=== Assigned task A ===
From the anodizing precautions text, return the passage starting with "Some basic guidelines" and going on through "for sheet stock.".
=== Assigned task B ===
Answer these questions from the anodizing precautions text:
(i) Which alloy does it recommend for sheet stock?
(ii) What is the most recognized specification in the architectural industry?
(iii) Which alloy of welding wire should be used?
=== Assigned task C ===
Decide whether each statement agrees with the anodizing precautions text. Answer yes or no, and quote the words from the text that decide it.
(i) White rust caused by moisture between stored pieces is removed in the finishing process.
(ii) Contact marks are visible on the aluminum whichever racking method is used.
(iii) Mixed tempers of aluminum produce uniform results.

=== Document text ===
-=-=-=-=-

Material Precautions

Anodized finishes provide outstanding surface properties including excellent resistance to abrasion, erosion, and ultraviolet light degradation. These finishes are highly durable, have an exceptionally long life expectancy, and require only minimum maintenance.

Some basic guidelines to consider when preparing metal for an anodize finish are:

Aluminum BilletConsistency in Aluminum. The easiest way to ensure consistency in aluminum parts is to work with one metal source/extruder per project.


No mixing. Mixed aluminum alloys or even tempers will not produce uniform results. For best results use 6063 alloys for extrusions and 5005 for sheet stock.

Bend and form before finishing. Anodic films are very hard. As a result most post-production bending will lead to the film “crazing,” which will give the appearance of a spider web. Crazing produces a series of small cracks in the finish.

Store properly. Store aluminum in a dry and controlled environment. Do not allow moisture to build-up between the pieces as this will cause severe corrosion, known as white rust, which will not be removed in the finishing process. This is important not just to the customer; the finisher should also ensure proper climate control where aluminum is stored.

Avoid adhesives. Tape or adhesive on the aluminum may leave a residue that may not be removed in the anodize process.

Agree on specification and expectations. In the architectural industry, the most recognized specification is AAMA-611. If specific parameters are required, it is important to furnish the finisher with the desired requirements to ensure the job is completed to the customer’s expectation.

Watch for welds. Welded parts will show a color difference on the weld versus the remainder of the part. The heat developed from the welding process can disturb the metallurgy on nearby metal and cause a localized discoloration after anodizing. Ensure the proper 5356 alloy welding wire is used, and the lowest heat possible.

Prevent solution entrapment. Proper drainage holes are essential for drainage of solution allowing entrapped gas to escape from the parts. Even the tightest of welded joints will cause anodize chemicals to weep out.

Talk racking. The finisher needs to know where parts can be racked. There are a variety of ways anodizers can rack parts, from welding material to spline bars, to a screw down bolt system. In any case, contact marks are visible on the aluminum. It is important to define what is acceptable and what is unacceptable with regard to exposed surfaces and rack marks.

Handle with care. Good shipping practices are essential to a quality job. Prior to shipment to the finisher, package metal carefully to ensure the metal arrives dry and free of scratches and dents.

Quality in, quality out. Metal free from defects will produce a higher quality finish. Avoid sending the finisher metal with scratches, dings, heavy die lines, die pick-up, etc. These metal quality defects will show through the anodize process.

-=-=-=-=-

Dataset items
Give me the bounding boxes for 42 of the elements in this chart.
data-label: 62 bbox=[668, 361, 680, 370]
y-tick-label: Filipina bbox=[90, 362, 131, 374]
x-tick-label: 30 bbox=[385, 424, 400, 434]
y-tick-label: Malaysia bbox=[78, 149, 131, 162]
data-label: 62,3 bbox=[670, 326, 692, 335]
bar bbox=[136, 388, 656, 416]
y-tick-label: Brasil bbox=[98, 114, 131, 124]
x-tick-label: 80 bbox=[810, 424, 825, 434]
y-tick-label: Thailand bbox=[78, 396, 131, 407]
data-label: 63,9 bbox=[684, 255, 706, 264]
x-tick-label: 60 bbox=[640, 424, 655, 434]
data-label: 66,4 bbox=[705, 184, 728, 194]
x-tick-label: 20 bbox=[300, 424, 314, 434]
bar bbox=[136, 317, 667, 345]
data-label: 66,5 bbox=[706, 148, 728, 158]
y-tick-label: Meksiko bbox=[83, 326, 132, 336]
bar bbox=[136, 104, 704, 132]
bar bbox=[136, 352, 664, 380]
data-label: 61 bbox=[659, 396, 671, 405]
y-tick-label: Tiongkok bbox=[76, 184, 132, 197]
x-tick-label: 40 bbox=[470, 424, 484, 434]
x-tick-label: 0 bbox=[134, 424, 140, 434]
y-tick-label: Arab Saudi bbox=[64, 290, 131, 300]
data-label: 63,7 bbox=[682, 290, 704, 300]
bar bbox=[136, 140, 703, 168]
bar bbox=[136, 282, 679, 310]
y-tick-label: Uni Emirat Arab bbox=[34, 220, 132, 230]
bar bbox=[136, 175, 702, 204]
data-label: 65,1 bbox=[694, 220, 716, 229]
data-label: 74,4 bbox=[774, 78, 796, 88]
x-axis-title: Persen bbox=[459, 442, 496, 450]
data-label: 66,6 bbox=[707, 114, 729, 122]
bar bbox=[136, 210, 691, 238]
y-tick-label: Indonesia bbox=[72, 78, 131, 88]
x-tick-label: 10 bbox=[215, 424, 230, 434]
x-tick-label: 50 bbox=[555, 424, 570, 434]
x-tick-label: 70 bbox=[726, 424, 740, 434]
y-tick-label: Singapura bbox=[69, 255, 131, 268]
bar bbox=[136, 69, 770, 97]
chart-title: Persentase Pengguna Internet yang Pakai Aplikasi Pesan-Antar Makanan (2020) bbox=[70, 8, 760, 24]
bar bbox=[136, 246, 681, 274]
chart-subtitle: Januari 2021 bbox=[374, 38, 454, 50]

-=-=-=-=-

=== Answer area A ===
Some basic guidelines to consider when preparing metal for an anodize finish are:

Aluminum BilletConsistency in Aluminum. The easiest way to ensure consistency in aluminum parts is to work with one metal source/extruder per project.


No mixing. Mixed aluminum alloys or even tempers will not produce uniform results. For best results use 6063 alloys for extrusions and 5005 for sheet stock.

=== Answer area B ===
(i) 5005
(ii) AAMA-611
(iii) 5356

=== Answer area C ===
(i) No: "which will not be removed in the finishing process"
(ii) Yes: "In any case, contact marks are visible on the aluminum."
(iii) No: "Mixed aluminum alloys or even tempers will not produce uniform results."